WHAT TO DO: Copy each line that holds "James".

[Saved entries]
start
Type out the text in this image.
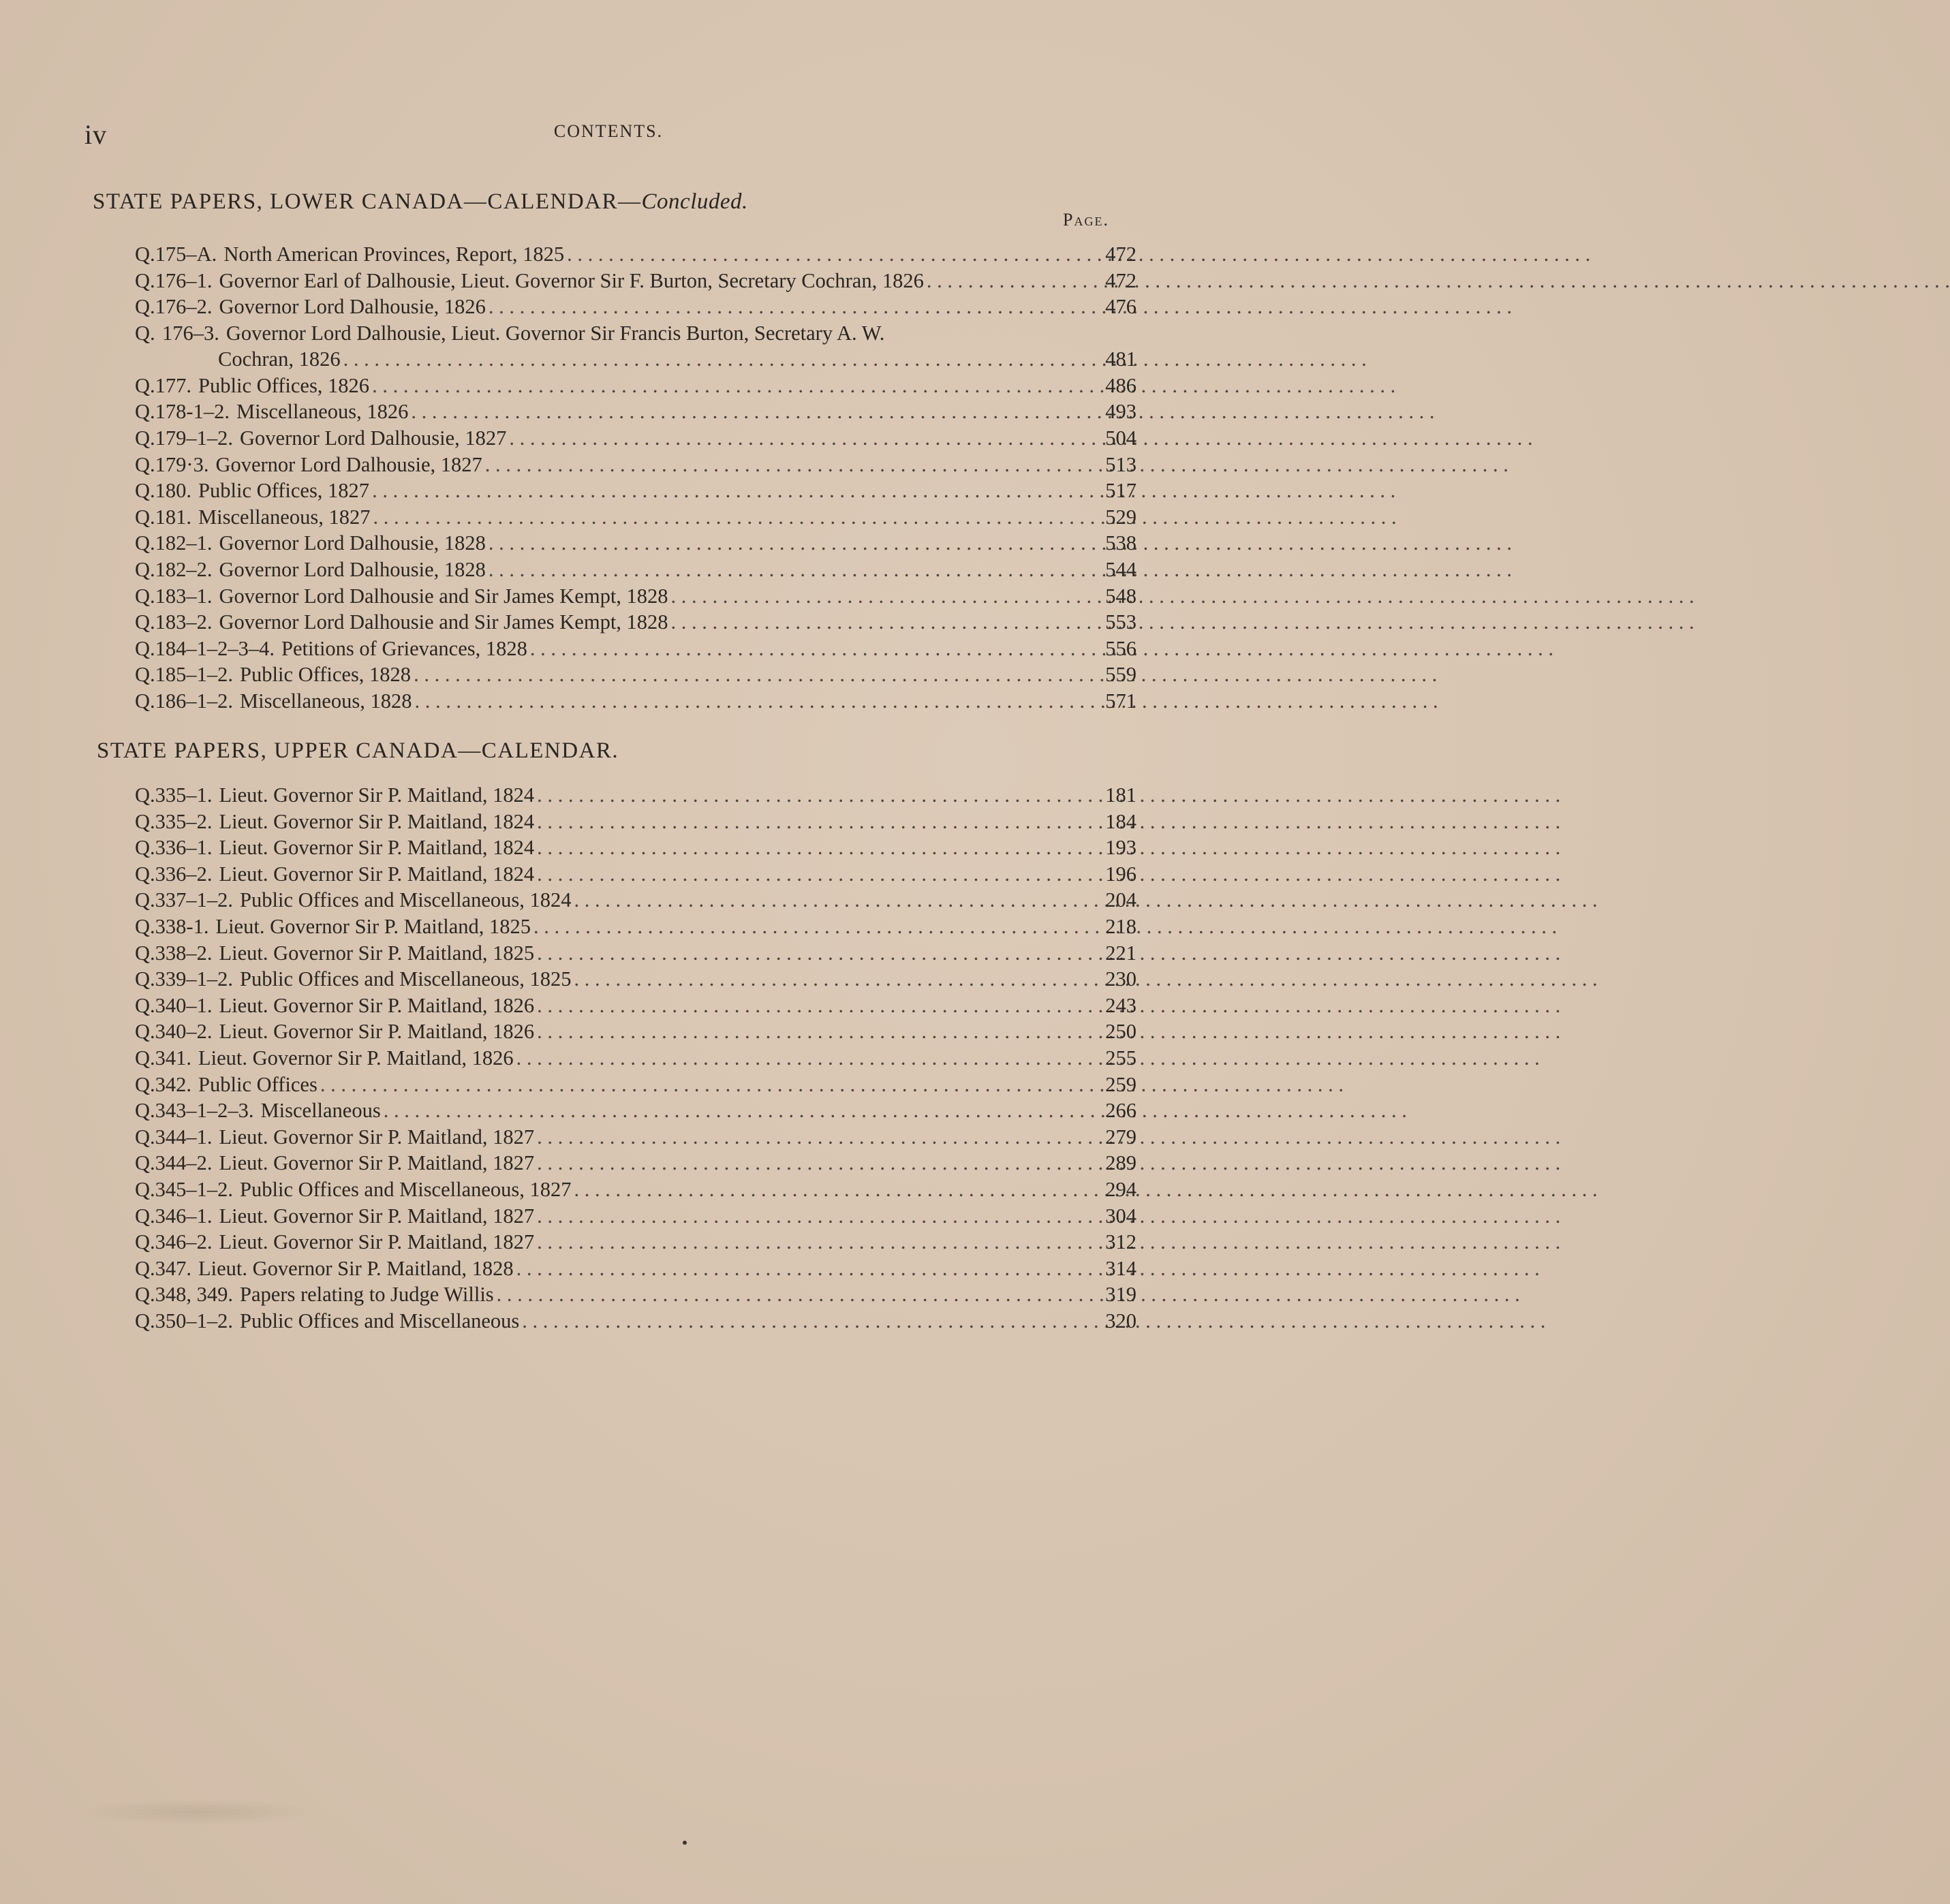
iv	CONTENTS.
STATE PAPERS, LOWER CANADA—CALENDAR—Concluded.
Page.
Q. 175–A. North American Provinces, Report, 1825 . . .	472
Q. 176–1. Governor Earl of Dalhousie, Lieut. Governor Sir F. Burton, Secretary Cochran, 1826 . . .	472
Q. 176–2. Governor Lord Dalhousie, 1826 . . .	476
Q. 176–3. Governor Lord Dalhousie, Lieut. Governor Sir Francis Burton, Secretary A. W.
Cochran, 1826 . . .	481
Q. 177. Public Offices, 1826 . . .	486
Q. 178-1–2. Miscellaneous, 1826 . . .	493
Q. 179–1–2. Governor Lord Dalhousie, 1827 . . .	504
Q. 179·3. Governor Lord Dalhousie, 1827 . . .	513
Q. 180. Public Offices, 1827 . . .	517
Q. 181. Miscellaneous, 1827 . . .	529
Q. 182–1. Governor Lord Dalhousie, 1828 . . .	538
Q. 182–2. Governor Lord Dalhousie, 1828 . . .	544
Q. 183–1. Governor Lord Dalhousie and Sir James Kempt, 1828 . . .	548
Q. 183–2. Governor Lord Dalhousie and Sir James Kempt, 1828 . . .	553
Q. 184–1–2–3–4. Petitions of Grievances, 1828 . . .	556
Q. 185–1–2. Public Offices, 1828 . . .	559
Q. 186–1–2. Miscellaneous, 1828 . . .	571
STATE PAPERS, UPPER CANADA—CALENDAR.
Q. 335–1. Lieut. Governor Sir P. Maitland, 1824 . . .	181
Q. 335–2. Lieut. Governor Sir P. Maitland, 1824 . . .	184
Q. 336–1. Lieut. Governor Sir P. Maitland, 1824 . . .	193
Q. 336–2. Lieut. Governor Sir P. Maitland, 1824 . . .	196
Q. 337–1–2. Public Offices and Miscellaneous, 1824 . . .	204
Q. 338-1. Lieut. Governor Sir P. Maitland, 1825 . . .	218
Q. 338–2. Lieut. Governor Sir P. Maitland, 1825 . . .	221
Q. 339–1–2. Public Offices and Miscellaneous, 1825 . . .	230
Q. 340–1. Lieut. Governor Sir P. Maitland, 1826 . . .	243
Q. 340–2. Lieut. Governor Sir P. Maitland, 1826 . . .	250
Q. 341. Lieut. Governor Sir P. Maitland, 1826 . . .	255
Q. 342. Public Offices . . .	259
Q. 343–1–2–3. Miscellaneous . . .	266
Q. 344–1. Lieut. Governor Sir P. Maitland, 1827 . . .	279
Q. 344–2. Lieut. Governor Sir P. Maitland, 1827 . . .	289
Q. 345–1–2. Public Offices and Miscellaneous, 1827 . . .	294
Q. 346–1. Lieut. Governor Sir P. Maitland, 1827 . . .	304
Q. 346–2. Lieut. Governor Sir P. Maitland, 1827 . . .	312
Q. 347. Lieut. Governor Sir P. Maitland, 1828 . . .	314
Q. 348, 349. Papers relating to Judge Willis . . .	319
Q. 350–1–2. Public Offices and Miscellaneous . . .	320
end
TASK SOLUTION:
Q. 183–1. Governor Lord Dalhousie and Sir James Kempt, 1828 . . .	548
Q. 183–2. Governor Lord Dalhousie and Sir James Kempt, 1828 . . .	553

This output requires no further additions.